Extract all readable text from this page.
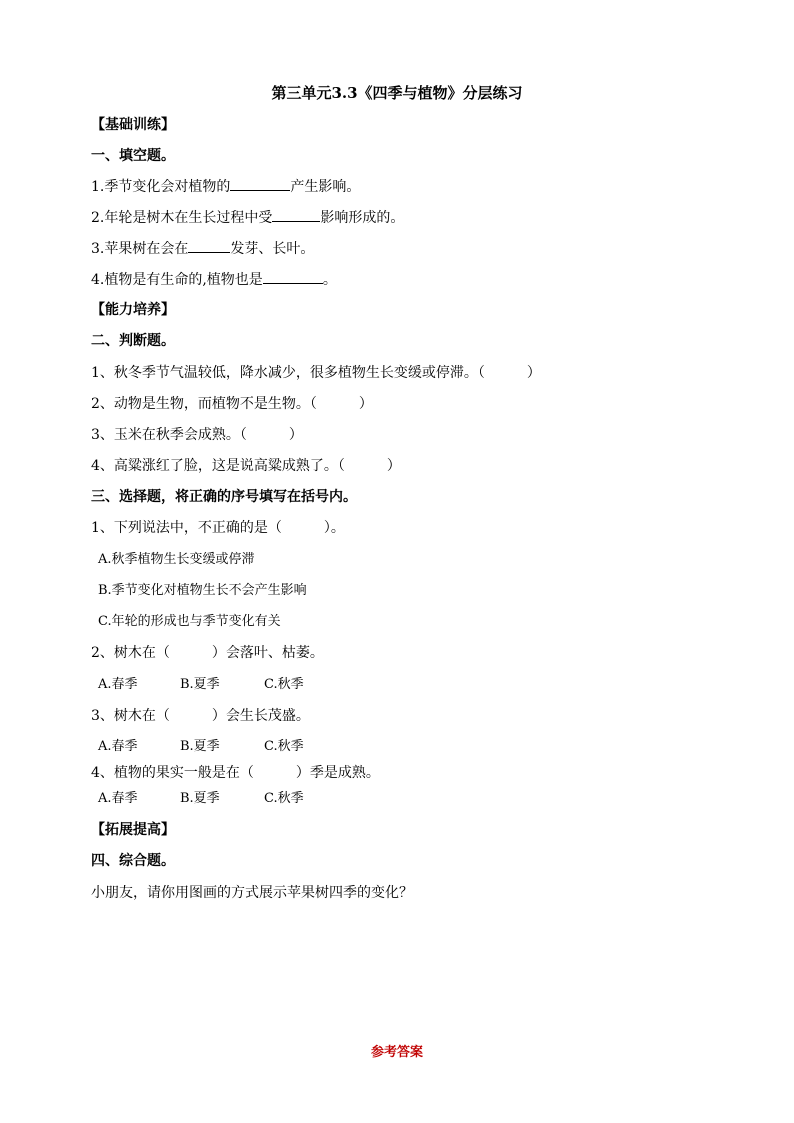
第三单元3.3《四季与植物》分层练习
【基础训练】
一、填空题。
1.季节变化会对植物的	产生影响。
2.年轮是树木在生长过程中受	影响形成的。
3.苹果树在会在	发芽、长叶。
4.植物是有生命的,植物也是	。
【能力培养】
二、判断题。
1、秋冬季节气温较低，降水减少，很多植物生长变缓或停滞。（　　　）
2、动物是生物，而植物不是生物。（　　　）
3、玉米在秋季会成熟。（　　　）
4、高粱涨红了脸，这是说高粱成熟了。（　　　）
三、选择题，将正确的序号填写在括号内。
1、下列说法中，不正确的是（　　　）。
A.秋季植物生长变缓或停滞
B.季节变化对植物生长不会产生影响
C.年轮的形成也与季节变化有关
2、树木在（　　　）会落叶、枯萎。
A.春季	B.夏季	C.秋季
3、树木在（　　　）会生长茂盛。
A.春季	B.夏季	C.秋季
4、植物的果实一般是在（　　　）季是成熟。
A.春季	B.夏季	C.秋季
【拓展提高】
四、综合题。
小朋友，请你用图画的方式展示苹果树四季的变化？
参考答案
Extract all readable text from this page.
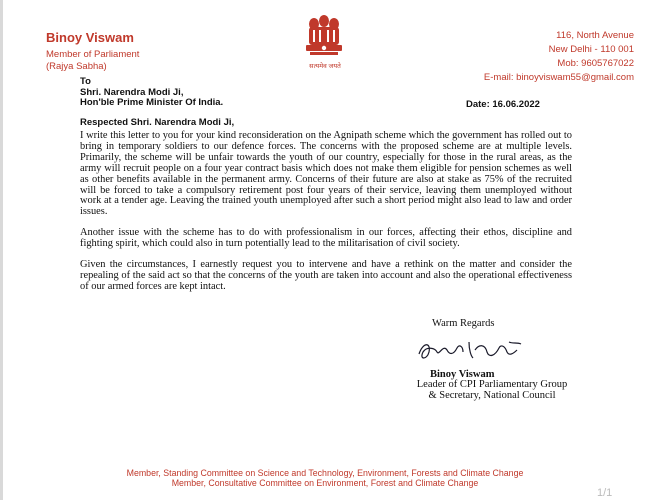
Binoy Viswam
Member of Parliament
(Rajya Sabha)	सत्यमेव जयते
116, North Avenue
New Delhi - 110 001
Mob: 9605767022
E-mail: binoyviswam55@gmail.com
To
Shri. Narendra Modi Ji,
Hon'ble Prime Minister Of India.	Date: 16.06.2022
Respected Shri. Narendra Modi Ji,

I write this letter to you for your kind reconsideration on the Agnipath scheme which the government has rolled out to bring in temporary soldiers to our defence forces. The concerns with the proposed scheme are at multiple levels. Primarily, the scheme will be unfair towards the youth of our country, especially for those in the rural areas, as the army will recruit people on a four year contract basis which does not make them eligible for pension schemes as well as other benefits available in the permanent army. Concerns of their future are also at stake as 75% of the recruited will be forced to take a compulsory retirement post four years of their service, leaving them unemployed without work at a tender age. Leaving the trained youth unemployed after such a short period might also lead to law and order issues.

Another issue with the scheme has to do with professionalism in our forces, affecting their ethos, discipline and fighting spirit, which could also in turn potentially lead to the militarisation of civil society.

Given the circumstances, I earnestly request you to intervene and have a rethink on the matter and consider the repealing of the said act so that the concerns of the youth are taken into account and also the operational effectiveness of our armed forces are kept intact.

Warm Regards
Binoy Viswam
Leader of CPI Parliamentary Group
& Secretary, National Council
Member, Standing Committee on Science and Technology, Environment, Forests and Climate Change
Member, Consultative Committee on Environment, Forest and Climate Change
1/1
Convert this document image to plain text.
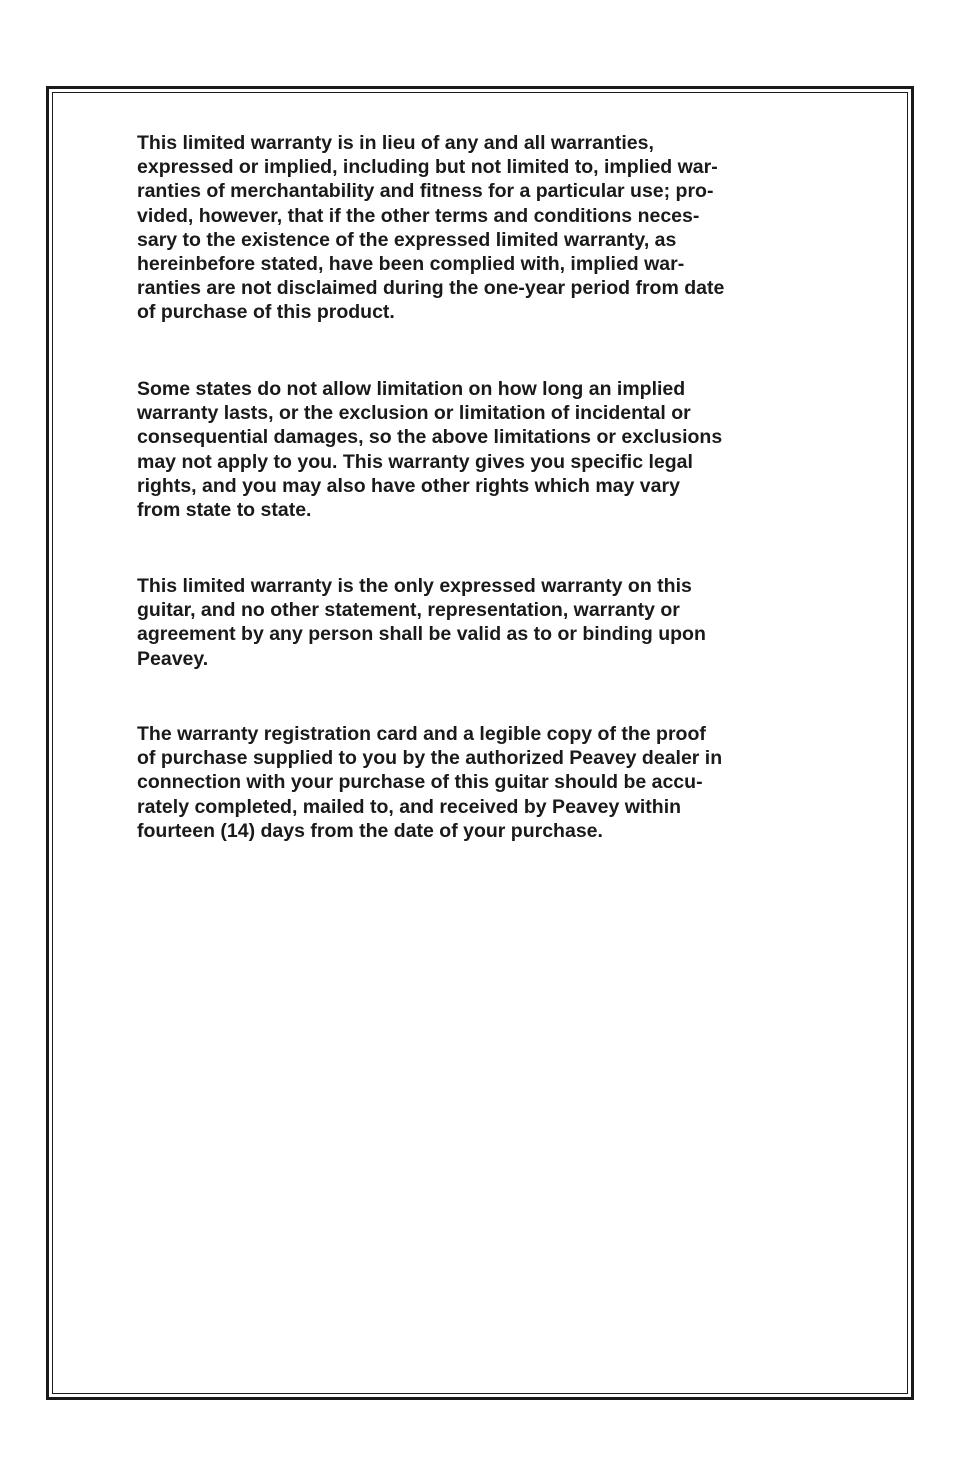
This limited warranty is in lieu of any and all warranties,
expressed or implied, including but not limited to, implied war-
ranties of merchantability and fitness for a particular use; pro-
vided, however, that if the other terms and conditions neces-
sary to the existence of the expressed limited warranty, as
hereinbefore stated, have been complied with, implied war-
ranties are not disclaimed during the one-year period from date
of purchase of this product.

Some states do not allow limitation on how long an implied
warranty lasts, or the exclusion or limitation of incidental or
consequential damages, so the above limitations or exclusions
may not apply to you. This warranty gives you specific legal
rights, and you may also have other rights which may vary
from state to state.

This limited warranty is the only expressed warranty on this
guitar, and no other statement, representation, warranty or
agreement by any person shall be valid as to or binding upon
Peavey.

The warranty registration card and a legible copy of the proof
of purchase supplied to you by the authorized Peavey dealer in
connection with your purchase of this guitar should be accu-
rately completed, mailed to, and received by Peavey within
fourteen (14) days from the date of your purchase.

***

REQUEST: In the lines above, locate the string "Change". Copy every line where it occurs.

RESULT OF THE TASK:
Member, Standing Committee on Science and Technology, Environment, Forests and Climate Change
Member, Consultative Committee on Environment, Forest and Climate Change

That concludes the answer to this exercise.